■ Required task: Return the lines below that carry the word "också".

■ Supplied information:
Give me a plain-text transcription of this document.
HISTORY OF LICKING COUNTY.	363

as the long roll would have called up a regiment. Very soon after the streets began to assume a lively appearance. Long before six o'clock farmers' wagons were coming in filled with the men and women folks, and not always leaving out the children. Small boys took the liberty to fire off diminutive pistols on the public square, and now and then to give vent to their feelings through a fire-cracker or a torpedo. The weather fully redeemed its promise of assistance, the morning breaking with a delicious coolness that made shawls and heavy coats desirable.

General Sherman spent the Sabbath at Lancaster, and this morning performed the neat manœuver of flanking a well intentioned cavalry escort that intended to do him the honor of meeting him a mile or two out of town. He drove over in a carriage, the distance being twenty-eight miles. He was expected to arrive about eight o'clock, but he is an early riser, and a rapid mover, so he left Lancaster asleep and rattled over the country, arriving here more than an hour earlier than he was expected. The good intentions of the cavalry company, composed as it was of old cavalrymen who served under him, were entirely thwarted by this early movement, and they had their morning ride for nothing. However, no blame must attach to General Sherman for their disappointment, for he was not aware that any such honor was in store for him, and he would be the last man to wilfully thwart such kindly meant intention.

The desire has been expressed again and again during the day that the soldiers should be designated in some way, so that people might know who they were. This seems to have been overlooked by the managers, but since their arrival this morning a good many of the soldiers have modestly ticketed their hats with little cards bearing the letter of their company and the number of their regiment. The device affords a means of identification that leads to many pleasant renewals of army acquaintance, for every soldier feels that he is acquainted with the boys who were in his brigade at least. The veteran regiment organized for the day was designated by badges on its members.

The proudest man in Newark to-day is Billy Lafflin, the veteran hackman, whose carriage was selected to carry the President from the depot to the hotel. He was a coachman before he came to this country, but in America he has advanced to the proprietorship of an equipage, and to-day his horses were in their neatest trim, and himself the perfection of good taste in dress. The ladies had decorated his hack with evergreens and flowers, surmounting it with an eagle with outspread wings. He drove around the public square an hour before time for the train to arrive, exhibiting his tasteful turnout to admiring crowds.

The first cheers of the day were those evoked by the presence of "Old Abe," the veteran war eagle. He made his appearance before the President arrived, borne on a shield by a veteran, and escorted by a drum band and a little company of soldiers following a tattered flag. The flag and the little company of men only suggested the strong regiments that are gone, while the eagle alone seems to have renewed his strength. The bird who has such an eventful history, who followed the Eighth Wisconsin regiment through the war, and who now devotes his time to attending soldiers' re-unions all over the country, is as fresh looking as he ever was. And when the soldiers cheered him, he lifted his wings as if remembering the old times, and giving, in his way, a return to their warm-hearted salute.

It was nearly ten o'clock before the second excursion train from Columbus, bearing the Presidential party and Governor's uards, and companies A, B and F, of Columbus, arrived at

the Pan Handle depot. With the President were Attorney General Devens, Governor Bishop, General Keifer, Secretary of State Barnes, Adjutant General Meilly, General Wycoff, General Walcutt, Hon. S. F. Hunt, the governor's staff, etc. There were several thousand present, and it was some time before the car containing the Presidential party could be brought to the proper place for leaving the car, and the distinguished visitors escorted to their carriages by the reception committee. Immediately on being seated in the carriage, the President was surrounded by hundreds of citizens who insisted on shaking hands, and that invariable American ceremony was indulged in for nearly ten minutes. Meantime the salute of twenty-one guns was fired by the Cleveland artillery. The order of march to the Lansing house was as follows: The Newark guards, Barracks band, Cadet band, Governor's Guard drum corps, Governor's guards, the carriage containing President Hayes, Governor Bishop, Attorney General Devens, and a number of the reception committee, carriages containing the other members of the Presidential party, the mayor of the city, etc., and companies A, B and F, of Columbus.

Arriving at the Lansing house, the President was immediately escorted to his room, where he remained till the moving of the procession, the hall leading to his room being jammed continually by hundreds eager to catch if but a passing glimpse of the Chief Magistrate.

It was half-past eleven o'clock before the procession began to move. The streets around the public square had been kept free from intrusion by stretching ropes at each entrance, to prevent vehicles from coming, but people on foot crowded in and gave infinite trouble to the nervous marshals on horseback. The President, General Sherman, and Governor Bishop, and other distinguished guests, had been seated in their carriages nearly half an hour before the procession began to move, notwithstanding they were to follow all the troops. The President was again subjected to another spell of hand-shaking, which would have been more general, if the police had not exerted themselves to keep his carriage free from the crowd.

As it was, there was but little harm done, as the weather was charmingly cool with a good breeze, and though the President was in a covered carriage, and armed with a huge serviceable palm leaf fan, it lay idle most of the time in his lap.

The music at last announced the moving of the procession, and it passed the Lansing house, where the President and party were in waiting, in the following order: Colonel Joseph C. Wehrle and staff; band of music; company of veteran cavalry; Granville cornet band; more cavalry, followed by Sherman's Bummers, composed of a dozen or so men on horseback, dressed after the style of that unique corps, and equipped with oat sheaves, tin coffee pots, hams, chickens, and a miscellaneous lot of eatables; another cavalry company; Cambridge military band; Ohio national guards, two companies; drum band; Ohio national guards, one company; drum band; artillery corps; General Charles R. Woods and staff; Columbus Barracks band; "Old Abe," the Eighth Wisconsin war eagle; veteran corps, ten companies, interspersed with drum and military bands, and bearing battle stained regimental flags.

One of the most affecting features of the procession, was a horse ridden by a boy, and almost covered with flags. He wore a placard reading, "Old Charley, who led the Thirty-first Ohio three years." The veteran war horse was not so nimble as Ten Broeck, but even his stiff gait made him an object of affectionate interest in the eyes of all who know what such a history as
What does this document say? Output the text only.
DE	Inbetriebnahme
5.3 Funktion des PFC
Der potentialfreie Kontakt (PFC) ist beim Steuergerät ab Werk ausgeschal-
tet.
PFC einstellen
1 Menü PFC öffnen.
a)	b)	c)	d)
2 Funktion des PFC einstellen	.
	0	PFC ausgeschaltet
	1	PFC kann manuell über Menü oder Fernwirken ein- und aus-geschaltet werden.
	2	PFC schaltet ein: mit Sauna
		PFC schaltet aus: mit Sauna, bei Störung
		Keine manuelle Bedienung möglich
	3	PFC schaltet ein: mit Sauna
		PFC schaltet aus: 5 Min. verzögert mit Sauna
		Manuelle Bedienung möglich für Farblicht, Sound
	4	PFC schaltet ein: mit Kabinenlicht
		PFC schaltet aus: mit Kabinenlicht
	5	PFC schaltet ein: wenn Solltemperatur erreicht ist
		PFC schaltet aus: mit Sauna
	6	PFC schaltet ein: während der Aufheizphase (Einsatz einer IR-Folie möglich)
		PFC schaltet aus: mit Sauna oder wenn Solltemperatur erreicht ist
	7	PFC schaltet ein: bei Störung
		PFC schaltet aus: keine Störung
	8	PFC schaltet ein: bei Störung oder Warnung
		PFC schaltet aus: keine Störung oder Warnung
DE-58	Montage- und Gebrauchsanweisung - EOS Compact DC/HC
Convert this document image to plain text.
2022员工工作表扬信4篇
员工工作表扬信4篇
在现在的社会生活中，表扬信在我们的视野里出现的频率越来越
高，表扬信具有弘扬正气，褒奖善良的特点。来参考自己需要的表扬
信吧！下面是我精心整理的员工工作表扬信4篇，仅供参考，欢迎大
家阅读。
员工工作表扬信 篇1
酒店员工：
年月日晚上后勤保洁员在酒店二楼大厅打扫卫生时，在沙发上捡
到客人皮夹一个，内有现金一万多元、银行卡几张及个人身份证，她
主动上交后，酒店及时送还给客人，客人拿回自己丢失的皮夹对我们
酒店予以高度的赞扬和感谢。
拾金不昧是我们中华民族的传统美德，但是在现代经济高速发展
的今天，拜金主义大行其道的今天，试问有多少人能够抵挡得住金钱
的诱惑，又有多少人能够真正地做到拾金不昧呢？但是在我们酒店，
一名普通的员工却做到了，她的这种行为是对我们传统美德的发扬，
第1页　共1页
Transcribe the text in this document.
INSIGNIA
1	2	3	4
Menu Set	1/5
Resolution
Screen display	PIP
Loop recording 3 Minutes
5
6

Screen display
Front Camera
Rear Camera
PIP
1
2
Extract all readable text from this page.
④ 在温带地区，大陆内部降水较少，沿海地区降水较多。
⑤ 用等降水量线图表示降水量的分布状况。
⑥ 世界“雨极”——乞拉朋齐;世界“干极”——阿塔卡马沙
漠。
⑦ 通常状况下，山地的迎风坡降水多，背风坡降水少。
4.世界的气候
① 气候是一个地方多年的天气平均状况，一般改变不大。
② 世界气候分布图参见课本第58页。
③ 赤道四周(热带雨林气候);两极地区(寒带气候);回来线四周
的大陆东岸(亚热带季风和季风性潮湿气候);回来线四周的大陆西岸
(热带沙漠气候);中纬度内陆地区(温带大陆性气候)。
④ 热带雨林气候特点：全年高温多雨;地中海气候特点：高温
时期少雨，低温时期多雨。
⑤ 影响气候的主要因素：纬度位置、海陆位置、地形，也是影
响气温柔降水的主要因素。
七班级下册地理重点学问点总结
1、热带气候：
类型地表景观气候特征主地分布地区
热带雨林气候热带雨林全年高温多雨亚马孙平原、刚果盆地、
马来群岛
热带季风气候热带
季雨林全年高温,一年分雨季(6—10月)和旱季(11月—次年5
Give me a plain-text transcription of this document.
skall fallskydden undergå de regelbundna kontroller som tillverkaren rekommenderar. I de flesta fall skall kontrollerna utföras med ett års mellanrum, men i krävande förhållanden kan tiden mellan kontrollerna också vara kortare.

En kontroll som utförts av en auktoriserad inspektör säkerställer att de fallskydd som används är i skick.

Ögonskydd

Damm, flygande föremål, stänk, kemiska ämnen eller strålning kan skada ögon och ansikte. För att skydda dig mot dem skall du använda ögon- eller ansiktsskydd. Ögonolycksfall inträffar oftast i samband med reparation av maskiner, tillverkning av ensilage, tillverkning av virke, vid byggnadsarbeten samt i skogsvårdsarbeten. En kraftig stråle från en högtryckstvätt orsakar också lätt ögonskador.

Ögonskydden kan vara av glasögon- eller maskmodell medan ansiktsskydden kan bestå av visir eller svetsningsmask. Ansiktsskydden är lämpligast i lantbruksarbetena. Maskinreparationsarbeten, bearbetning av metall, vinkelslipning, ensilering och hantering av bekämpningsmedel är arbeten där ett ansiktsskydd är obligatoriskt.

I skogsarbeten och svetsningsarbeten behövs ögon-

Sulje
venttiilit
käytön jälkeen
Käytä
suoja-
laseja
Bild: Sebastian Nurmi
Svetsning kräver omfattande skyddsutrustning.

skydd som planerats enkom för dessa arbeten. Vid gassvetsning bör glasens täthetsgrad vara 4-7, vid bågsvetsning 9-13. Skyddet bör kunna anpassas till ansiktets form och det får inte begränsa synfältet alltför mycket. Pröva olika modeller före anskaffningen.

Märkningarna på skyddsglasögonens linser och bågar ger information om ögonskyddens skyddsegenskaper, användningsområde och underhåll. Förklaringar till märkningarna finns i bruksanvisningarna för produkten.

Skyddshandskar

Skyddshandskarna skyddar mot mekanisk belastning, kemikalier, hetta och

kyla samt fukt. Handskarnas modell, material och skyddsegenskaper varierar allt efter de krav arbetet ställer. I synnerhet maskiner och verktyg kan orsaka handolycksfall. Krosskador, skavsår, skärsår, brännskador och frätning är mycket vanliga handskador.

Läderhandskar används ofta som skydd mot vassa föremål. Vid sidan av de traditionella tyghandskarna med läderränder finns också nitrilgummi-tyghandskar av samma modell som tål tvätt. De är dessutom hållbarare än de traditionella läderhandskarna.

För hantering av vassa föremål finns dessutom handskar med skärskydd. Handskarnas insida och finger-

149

■ Problem solution:
skall fallskydden undergå de regelbundna kontroller som tillverkaren rekommenderar. I de flesta fall skall kontrollerna utföras med ett års mellanrum, men i krävande förhållanden kan tiden mellan kontrollerna också vara kortare.
Damm, flygande föremål, stänk, kemiska ämnen eller strålning kan skada ögon och ansikte. För att skydda dig mot dem skall du använda ögon- eller ansiktsskydd. Ögonolycksfall inträffar oftast i samband med reparation av maskiner, tillverkning av ensilage, tillverkning av virke, vid byggnadsarbeten samt i skogsvårdsarbeten. En kraftig stråle från en högtryckstvätt orsakar också lätt ögonskador.
Läderhandskar används ofta som skydd mot vassa föremål. Vid sidan av de traditionella tyghandskarna med läderränder finns också nitrilgummi-tyghandskar av samma modell som tål tvätt. De är dessutom hållbarare än de traditionella läderhandskarna.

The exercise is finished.